[Exercise task]
Give the part that opens with the line containing "network-type-label: 4G+ xyxy=(421,10,448,23)" and closes with the line containing "more-vert-icon[interactable] xyxy=(610,75,658,123)" as a JSON list of strings, one string per line, with blank lines left out.

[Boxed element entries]
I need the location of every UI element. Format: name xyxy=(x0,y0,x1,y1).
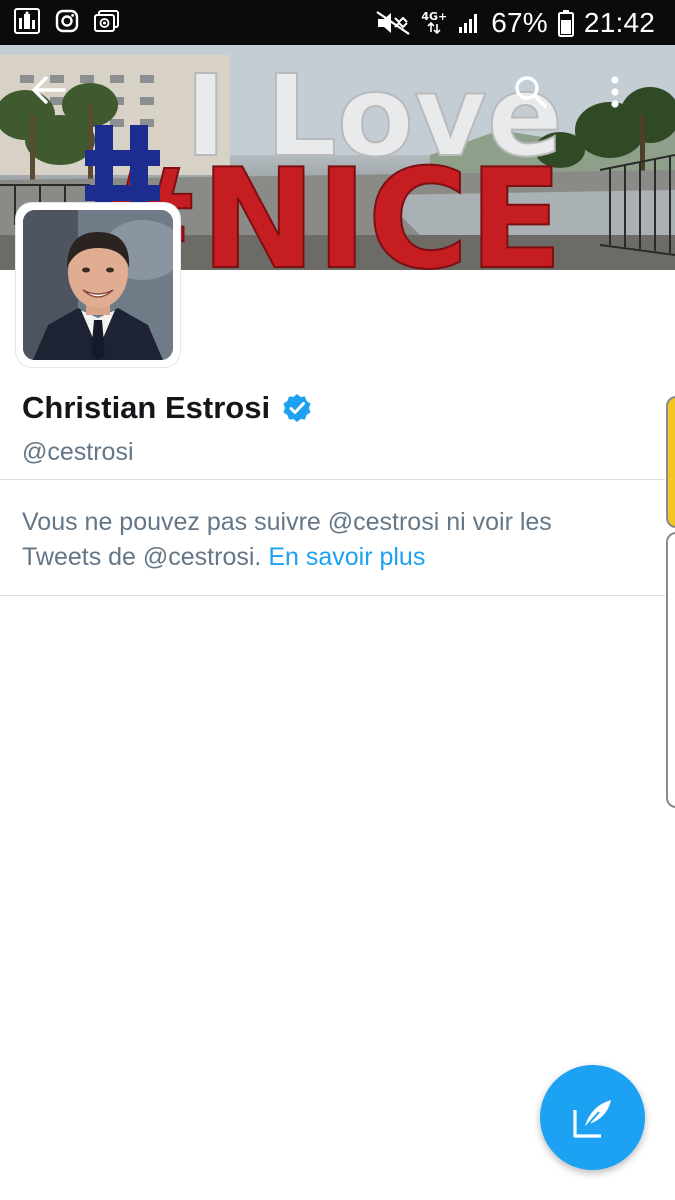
network-type-label: 4G+ xyxy=(421,10,448,23)
network-4g-icon: 4G+ xyxy=(421,11,447,34)
profile-name: Christian Estrosi xyxy=(22,390,271,425)
notification-app-icon xyxy=(14,8,40,34)
clock: 21:42 xyxy=(583,6,655,38)
status-bar-left xyxy=(14,8,134,34)
profile-avatar[interactable] xyxy=(16,203,180,367)
profile-handle: @cestrosi xyxy=(22,438,134,466)
compose-tweet-button[interactable] xyxy=(540,1065,645,1170)
search-icon[interactable] xyxy=(514,75,562,123)
divider xyxy=(0,479,665,480)
back-arrow-icon[interactable] xyxy=(30,75,78,123)
edge-panel[interactable] xyxy=(666,532,675,808)
more-vert-icon[interactable] xyxy=(610,75,658,123)
profile-name-row: Christian Estrosi xyxy=(22,390,312,426)
battery-icon xyxy=(557,9,574,37)
avatar-photo xyxy=(23,210,173,360)
verified-badge-icon xyxy=(283,394,311,422)
image-message-icon xyxy=(94,8,120,34)
battery-percent: 67% xyxy=(491,6,548,38)
mute-icon xyxy=(375,10,411,36)
status-bar: 4G+ 67% 21:42 xyxy=(0,0,675,45)
signal-icon xyxy=(457,11,481,35)
status-bar-right: 4G+ 67% 21:42 xyxy=(365,0,655,45)
blocked-notice: Vous ne pouvez pas suivre @cestrosi ni v… xyxy=(22,505,612,575)
learn-more-link[interactable]: En savoir plus xyxy=(268,543,425,571)
divider xyxy=(0,595,665,596)
compose-tweet-icon xyxy=(572,1099,611,1138)
instagram-icon xyxy=(54,8,80,34)
edge-panel-handle[interactable] xyxy=(666,396,675,528)
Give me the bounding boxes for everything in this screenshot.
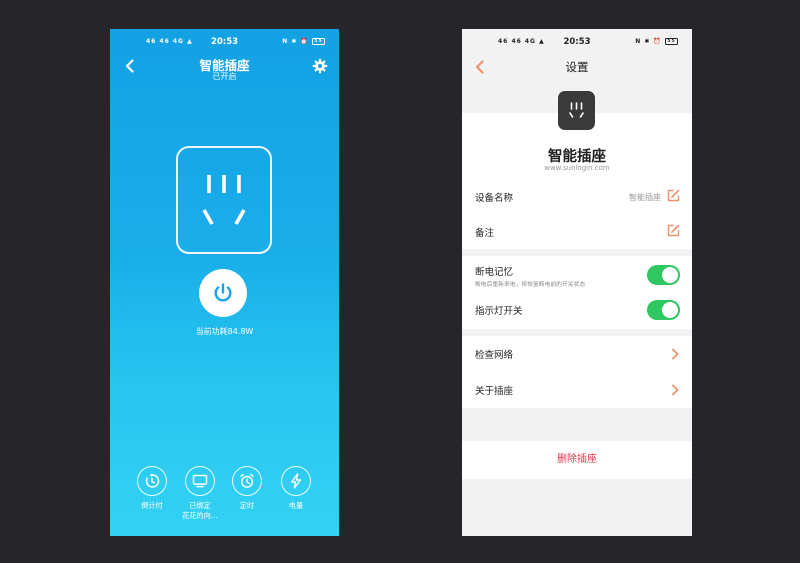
socket-illustration	[176, 146, 272, 254]
action-label: 电量	[288, 501, 304, 510]
battery-icon: 55	[312, 38, 325, 45]
gear-icon	[312, 58, 328, 74]
lightning-icon	[290, 473, 302, 489]
row-label: 设备名称	[475, 193, 514, 204]
device-website: www.sunlogin.com	[544, 164, 610, 172]
page-title: 设置	[565, 60, 589, 74]
row-label: 备注	[475, 228, 495, 239]
device-name-row[interactable]: 设备名称 智能插座	[462, 178, 692, 214]
status-right-icons: N ✱ ⏰ 55	[282, 38, 325, 45]
status-time: 20:53	[210, 37, 239, 47]
more-group: 检查网络 关于插座	[462, 336, 692, 408]
status-time: 20:53	[563, 37, 591, 47]
smart-socket-control-screen: 46 46 4G ▲ 20:53 N ✱ ⏰ 55 智能插座 已开启 当前功耗8…	[110, 29, 339, 536]
status-right-icons: N ✱ ⏰ 55	[635, 38, 678, 45]
row-label: 指示灯开关	[475, 306, 523, 317]
device-name-value: 智能插座	[629, 193, 661, 202]
power-icon	[214, 283, 232, 302]
battery-icon: 55	[665, 38, 678, 45]
device-name: 智能插座	[548, 149, 606, 165]
row-label: 断电记忆	[475, 267, 514, 278]
socket-holes-icon	[202, 175, 246, 225]
power-toggle-button[interactable]	[199, 269, 247, 317]
action-circle	[185, 466, 215, 496]
toggle-knob	[662, 302, 678, 318]
power-memory-row: 断电记忆 断电后重新来电，将恢复断电前的开关状态	[462, 256, 692, 294]
timer-button[interactable]: 定时	[219, 466, 275, 511]
settings-button[interactable]	[312, 58, 328, 74]
countdown-icon	[145, 473, 160, 488]
row-label: 关于插座	[475, 386, 514, 397]
row-description: 断电后重新来电，将恢复断电前的开关状态	[475, 282, 586, 288]
device-status: 已开启	[212, 72, 237, 81]
edit-icon[interactable]	[667, 224, 680, 237]
action-circle	[281, 466, 311, 496]
delete-socket-button[interactable]: 删除插座	[462, 441, 692, 479]
check-network-row[interactable]: 检查网络	[462, 336, 692, 372]
status-icons: N ✱ ⏰	[635, 38, 662, 45]
power-consumption: 当前功耗84.8W	[195, 327, 254, 336]
socket-device-icon	[558, 91, 595, 130]
status-bar: 46 46 4G ▲ 20:53 N ✱ ⏰ 55	[462, 37, 692, 49]
switch-group: 断电记忆 断电后重新来电，将恢复断电前的开关状态 指示灯开关	[462, 256, 692, 329]
socket-settings-screen: 46 46 4G ▲ 20:53 N ✱ ⏰ 55 设置 智能插座 www.su…	[462, 29, 692, 536]
action-label-line2: 花花的向…	[182, 511, 218, 520]
action-label: 定时	[239, 501, 255, 510]
remark-row[interactable]: 备注	[462, 214, 692, 249]
info-group: 设备名称 智能插座 备注	[462, 178, 692, 249]
toggle-knob	[662, 267, 678, 283]
power-memory-toggle[interactable]	[647, 265, 680, 285]
tv-icon	[192, 474, 208, 488]
chevron-right-icon	[672, 384, 679, 396]
edit-icon[interactable]	[667, 189, 680, 202]
energy-button[interactable]: 电量	[268, 466, 324, 511]
indicator-light-row: 指示灯开关	[462, 294, 692, 329]
status-bar: 46 46 4G ▲ 20:53 N ✱ ⏰ 55	[110, 37, 339, 49]
action-circle	[232, 466, 262, 496]
about-row[interactable]: 关于插座	[462, 372, 692, 408]
signal-icons: 46 46 4G ▲	[146, 38, 193, 45]
row-label: 检查网络	[475, 350, 514, 361]
alarm-clock-icon	[240, 473, 254, 488]
status-icons: N ✱ ⏰	[282, 38, 309, 45]
chevron-right-icon	[672, 348, 679, 360]
action-circle	[137, 466, 167, 496]
indicator-light-toggle[interactable]	[647, 300, 680, 320]
signal-icons: 46 46 4G ▲	[498, 38, 545, 45]
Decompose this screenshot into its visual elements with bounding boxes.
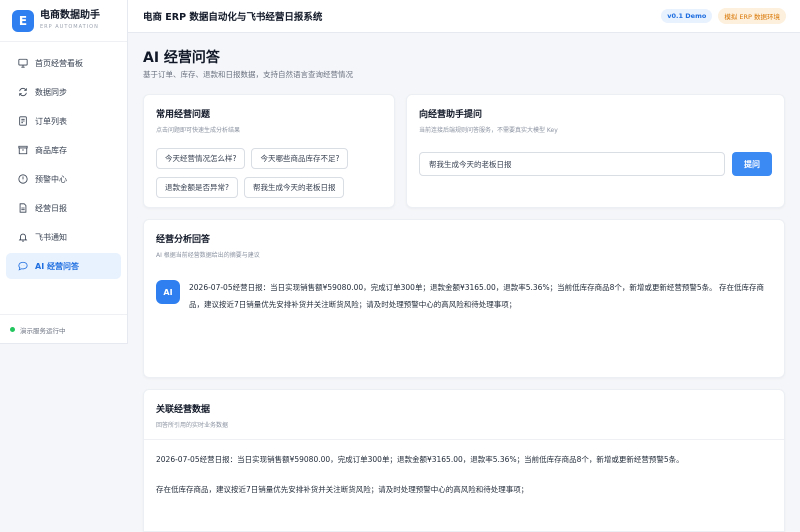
ask-button[interactable]: 提问 xyxy=(732,152,772,176)
sidebar-item-orders[interactable]: 订单列表 xyxy=(6,108,121,134)
sidebar-item-feishu[interactable]: 飞书通知 xyxy=(6,224,121,250)
question-chip[interactable]: 退款金额是否异常? xyxy=(156,177,238,198)
sidebar-item-ai-qa[interactable]: AI 经营问答 xyxy=(6,253,121,279)
ask-assistant-card: 向经营助手提问 当前连接后端规则问答服务，不需要真实大模型 Key 帮我生成今天… xyxy=(406,94,785,208)
box-icon xyxy=(18,145,28,155)
sidebar-item-label: 经营日报 xyxy=(35,203,67,213)
sidebar: E 电商数据助手 ERP AUTOMATION 首页经营看板 数据同步 订单列表… xyxy=(0,0,128,344)
service-status: 演示服务运行中 xyxy=(0,314,127,344)
sidebar-item-label: 订单列表 xyxy=(35,116,67,126)
monitor-icon xyxy=(18,58,28,68)
sidebar-item-label: 商品库存 xyxy=(35,145,67,155)
service-status-text: 演示服务运行中 xyxy=(20,326,66,335)
chat-icon xyxy=(18,261,28,271)
sync-icon xyxy=(18,87,28,97)
sidebar-item-label: 首页经营看板 xyxy=(35,58,83,68)
card-title: 经营分析回答 xyxy=(156,235,211,245)
card-desc: 回答所引用的实时业务数据 xyxy=(156,422,229,429)
card-desc: 点击问题即可快速生成分析结果 xyxy=(156,127,241,134)
environment-badge: 模拟 ERP 数据环境 xyxy=(718,8,786,24)
version-badge: v0.1 Demo xyxy=(661,9,713,23)
app-subtitle: ERP AUTOMATION xyxy=(40,24,99,30)
ai-avatar: AI xyxy=(156,280,180,304)
bell-icon xyxy=(18,232,28,242)
top-header: 电商 ERP 数据自动化与飞书经营日报系统 v0.1 Demo 模拟 ERP 数… xyxy=(128,0,800,33)
page-subtitle: 基于订单、库存、退款和日报数据，支持自然语言查询经营情况 xyxy=(143,70,353,79)
sidebar-item-inventory[interactable]: 商品库存 xyxy=(6,137,121,163)
sidebar-item-label: AI 经营问答 xyxy=(35,261,79,271)
question-input[interactable]: 帮我生成今天的老板日报 xyxy=(419,152,725,176)
card-title: 关联经营数据 xyxy=(156,405,211,415)
sidebar-item-sync[interactable]: 数据同步 xyxy=(6,79,121,105)
common-questions-card: 常用经营问题 点击问题即可快速生成分析结果 今天经营情况怎么样? 今天哪些商品库… xyxy=(143,94,395,208)
app-name: 电商数据助手 xyxy=(40,10,100,21)
card-desc: AI 根据当前经营数据给出的摘要与建议 xyxy=(156,252,260,259)
related-data-line: 2026-07-05经营日报：当日实现销售额¥59080.00，完成订单300单… xyxy=(156,455,684,464)
related-data-line: 存在低库存商品，建议按近7日销量优先安排补货并关注断货风险；请及时处理预警中心的… xyxy=(156,485,529,494)
system-title: 电商 ERP 数据自动化与飞书经营日报系统 xyxy=(143,12,323,23)
card-title: 常用经营问题 xyxy=(156,110,211,120)
question-chip[interactable]: 今天经营情况怎么样? xyxy=(156,148,246,169)
document-icon xyxy=(18,116,28,126)
question-chips: 今天经营情况怎么样? 今天哪些商品库存不足? 退款金额是否异常? 帮我生成今天的… xyxy=(156,148,382,198)
sidebar-item-label: 数据同步 xyxy=(35,87,67,97)
sidebar-item-label: 飞书通知 xyxy=(35,232,67,242)
brand: E 电商数据助手 ERP AUTOMATION xyxy=(0,0,127,42)
card-title: 向经营助手提问 xyxy=(419,110,483,120)
related-data-card: 关联经营数据 回答所引用的实时业务数据 2026-07-05经营日报：当日实现销… xyxy=(143,389,785,532)
sidebar-item-daily-report[interactable]: 经营日报 xyxy=(6,195,121,221)
sidebar-nav: 首页经营看板 数据同步 订单列表 商品库存 预警中心 经营日报 飞书通知 AI xyxy=(0,42,127,279)
app-logo: E xyxy=(12,9,34,32)
sidebar-item-label: 预警中心 xyxy=(35,174,67,184)
status-dot xyxy=(10,327,15,332)
page-title: AI 经营问答 xyxy=(143,50,220,66)
related-data-body: 2026-07-05经营日报：当日实现销售额¥59080.00，完成订单300单… xyxy=(144,440,784,526)
report-icon xyxy=(18,203,28,213)
sidebar-item-dashboard[interactable]: 首页经营看板 xyxy=(6,50,121,76)
card-desc: 当前连接后端规则问答服务，不需要真实大模型 Key xyxy=(419,127,558,134)
answer-text: 2026-07-05经营日报：当日实现销售额¥59080.00，完成订单300单… xyxy=(189,283,764,309)
sidebar-item-alerts[interactable]: 预警中心 xyxy=(6,166,121,192)
question-chip[interactable]: 今天哪些商品库存不足? xyxy=(251,148,349,169)
question-chip[interactable]: 帮我生成今天的老板日报 xyxy=(243,177,345,198)
analysis-answer-card: 经营分析回答 AI 根据当前经营数据给出的摘要与建议 AI 2026-07-05… xyxy=(143,219,785,378)
alert-icon xyxy=(18,174,28,184)
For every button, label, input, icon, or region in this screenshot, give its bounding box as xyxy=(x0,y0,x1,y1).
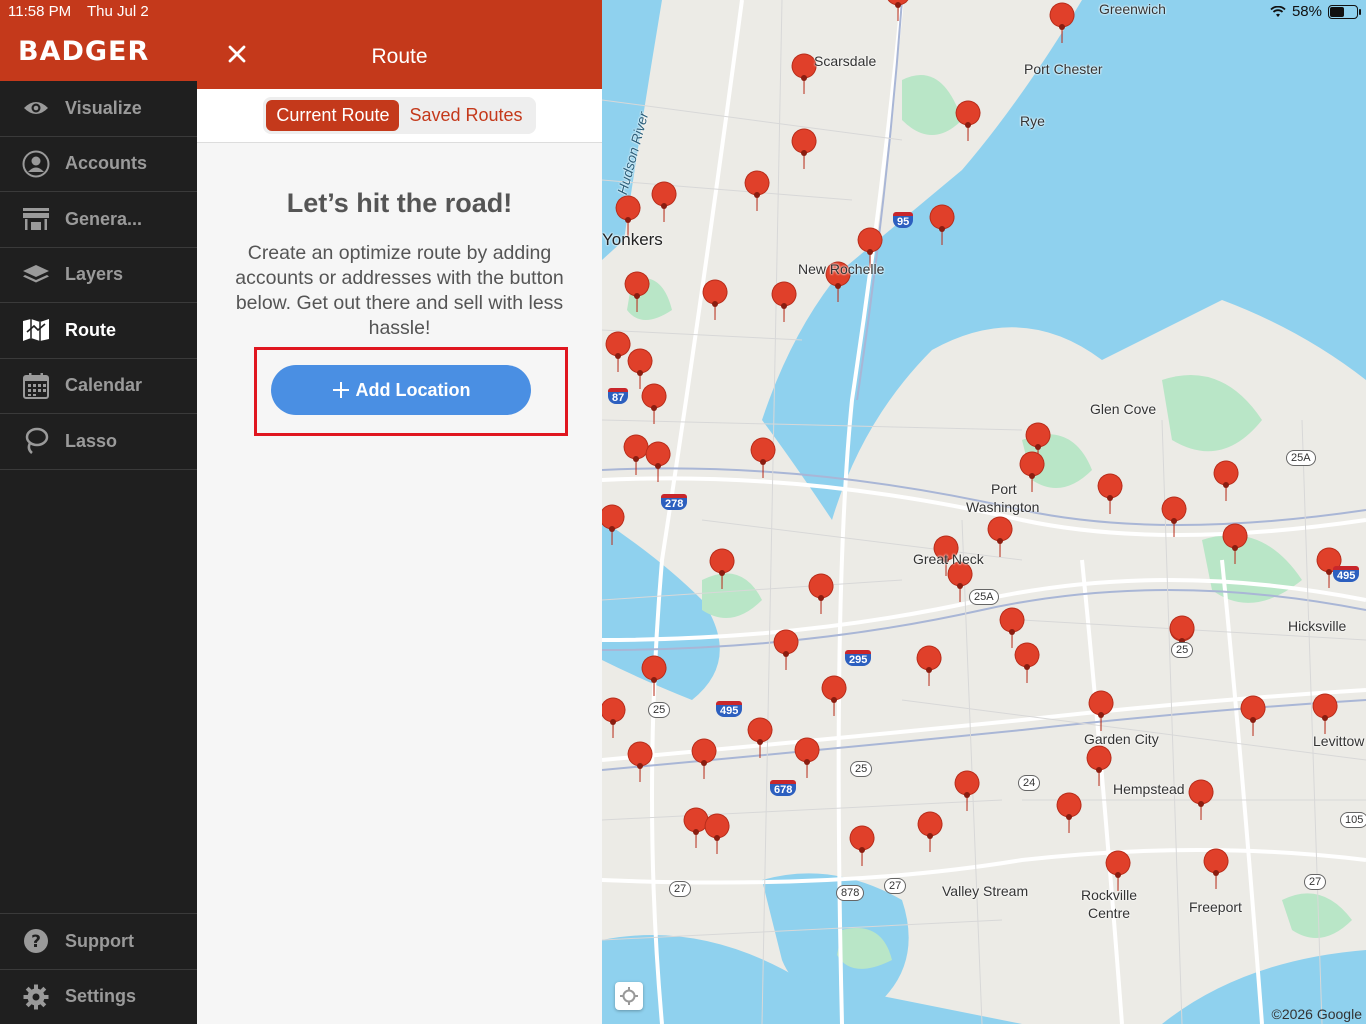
sidebar-item-support[interactable]: ? Support xyxy=(0,913,197,969)
crosshair-icon xyxy=(620,987,638,1005)
segmented-control: Current Route Saved Routes xyxy=(263,97,536,134)
map-label: Rockville xyxy=(1081,887,1138,903)
map-label: Washington xyxy=(966,499,1040,515)
sidebar-item-label: Visualize xyxy=(65,97,142,118)
gear-icon xyxy=(22,983,50,1011)
tab-current-route[interactable]: Current Route xyxy=(266,100,400,131)
route-shield: 27 xyxy=(1304,874,1327,890)
map-label: Glen Cove xyxy=(1090,401,1157,417)
map-label: Port Chester xyxy=(1024,61,1103,77)
sidebar-item-label: Accounts xyxy=(65,153,148,174)
sidebar: BADGER Visualize Accounts Genera... Laye… xyxy=(0,0,197,1024)
sidebar-item-label: Route xyxy=(65,319,116,340)
empty-state-heading: Let’s hit the road! xyxy=(286,188,513,218)
add-location-label: Add Location xyxy=(355,379,471,400)
sidebar-bottom: ? Support Settings xyxy=(0,913,197,1024)
map-label: Freeport xyxy=(1189,899,1242,915)
page-title: Route xyxy=(371,45,428,68)
route-shield: 25 xyxy=(648,702,671,718)
map-label: Hempstead xyxy=(1113,781,1185,797)
wifi-icon xyxy=(1270,5,1286,17)
map-label: Garden City xyxy=(1084,731,1159,747)
map-icon xyxy=(22,316,50,344)
map-label: Centre xyxy=(1088,905,1131,921)
map-label: Scarsdale xyxy=(814,53,877,69)
route-shield: 25 xyxy=(1171,642,1194,658)
sidebar-item-label: Layers xyxy=(65,264,124,285)
sidebar-item-label: Settings xyxy=(65,986,137,1007)
sidebar-item-calendar[interactable]: Calendar xyxy=(0,359,197,414)
battery-percent: 58% xyxy=(1291,3,1322,20)
add-location-button[interactable]: Add Location xyxy=(271,365,531,415)
route-shield: 105 xyxy=(1340,812,1366,828)
sidebar-item-route[interactable]: Route xyxy=(0,303,197,359)
sidebar-item-visualize[interactable]: Visualize xyxy=(0,81,197,137)
interstate-shield: 95 xyxy=(893,212,914,228)
calendar-icon xyxy=(22,372,50,400)
svg-text:?: ? xyxy=(31,932,41,952)
map-copyright: ©2026 Google xyxy=(1271,1006,1363,1022)
sidebar-item-label: Genera... xyxy=(65,208,143,229)
route-shield: 878 xyxy=(836,885,865,901)
status-date: Thu Jul 2 xyxy=(87,3,149,20)
user-circle-icon xyxy=(22,150,50,178)
route-panel-header: Route xyxy=(197,0,602,89)
map-label: Great Neck xyxy=(913,551,984,567)
sidebar-item-layers[interactable]: Layers xyxy=(0,248,197,303)
map-label: Rye xyxy=(1020,113,1045,129)
highlight-box: Add Location xyxy=(254,347,568,436)
route-shield: 25A xyxy=(1286,450,1316,466)
route-shield: 25 xyxy=(850,761,873,777)
route-shield: 24 xyxy=(1018,775,1041,791)
store-icon xyxy=(22,205,50,233)
map-label: Valley Stream xyxy=(942,883,1029,899)
layers-icon xyxy=(22,261,50,289)
route-shield: 27 xyxy=(669,881,692,897)
help-icon: ? xyxy=(22,927,50,955)
interstate-shield: 295 xyxy=(845,650,872,666)
route-shield: 25A xyxy=(969,589,999,605)
sidebar-item-label: Calendar xyxy=(65,375,143,396)
sidebar-item-label: Lasso xyxy=(65,430,118,451)
status-clock: 11:58 PM xyxy=(8,3,72,20)
interstate-shield: 87 xyxy=(608,388,629,404)
sidebar-item-label: Support xyxy=(65,930,134,951)
map-label: Greenwich xyxy=(1099,1,1166,17)
interstate-shield: 278 xyxy=(661,494,688,510)
lasso-icon xyxy=(22,427,50,455)
app-root: 11:58 PM Thu Jul 2 58% BADGER Visualize … xyxy=(0,0,1366,1024)
plus-icon xyxy=(332,382,349,398)
map-label: New Rochelle xyxy=(798,261,885,277)
status-indicators: 58% xyxy=(1270,3,1361,20)
empty-state-text: Create an optimize route by adding accou… xyxy=(235,242,564,339)
status-time: 11:58 PM Thu Jul 2 xyxy=(8,3,161,20)
route-shield: 27 xyxy=(884,878,907,894)
map-label: Hicksville xyxy=(1288,618,1347,634)
badger-logo: BADGER xyxy=(18,36,150,67)
interstate-shield: 495 xyxy=(1333,566,1360,582)
map-view[interactable]: Greenwich Scarsdale Port Chester Rye Yon… xyxy=(602,0,1366,1024)
battery-icon xyxy=(1328,4,1361,19)
route-tabs-bar: Current Route Saved Routes xyxy=(197,89,602,143)
eye-icon xyxy=(22,94,50,122)
locate-me-button[interactable] xyxy=(615,982,643,1010)
map-label: Port xyxy=(991,481,1017,497)
tab-saved-routes[interactable]: Saved Routes xyxy=(399,100,532,131)
interstate-shield: 678 xyxy=(770,780,797,796)
map-label: Levittow xyxy=(1313,733,1365,749)
sidebar-item-settings[interactable]: Settings xyxy=(0,968,197,1024)
sidebar-item-accounts[interactable]: Accounts xyxy=(0,137,197,192)
sidebar-item-general[interactable]: Genera... xyxy=(0,192,197,248)
sidebar-item-lasso[interactable]: Lasso xyxy=(0,414,197,470)
route-panel: Route Current Route Saved Routes Let’s h… xyxy=(197,0,602,1024)
interstate-shield: 495 xyxy=(716,701,743,717)
map-label: Yonkers xyxy=(602,230,663,249)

[Exercise result]
[
  "network-type-label: 4G+ xyxy=(421,10,448,23)",
  "network-4g-icon: 4G+ xyxy=(421,11,447,34)",
  "profile-name: Christian Estrosi xyxy=(22,390,271,425)",
  "notification-app-icon xyxy=(14,8,40,34)",
  "clock: 21:42 xyxy=(583,6,655,38)",
  "status-bar-left xyxy=(14,8,134,34)",
  "profile-avatar[interactable] xyxy=(16,203,180,367)",
  "profile-handle: @cestrosi xyxy=(22,438,134,466)",
  "compose-tweet-button[interactable] xyxy=(540,1065,645,1170)",
  "search-icon[interactable] xyxy=(514,75,562,123)",
  "divider xyxy=(0,479,665,480)",
  "back-arrow-icon[interactable] xyxy=(30,75,78,123)",
  "edge-panel[interactable] xyxy=(666,532,675,808)",
  "more-vert-icon[interactable] xyxy=(610,75,658,123)"
]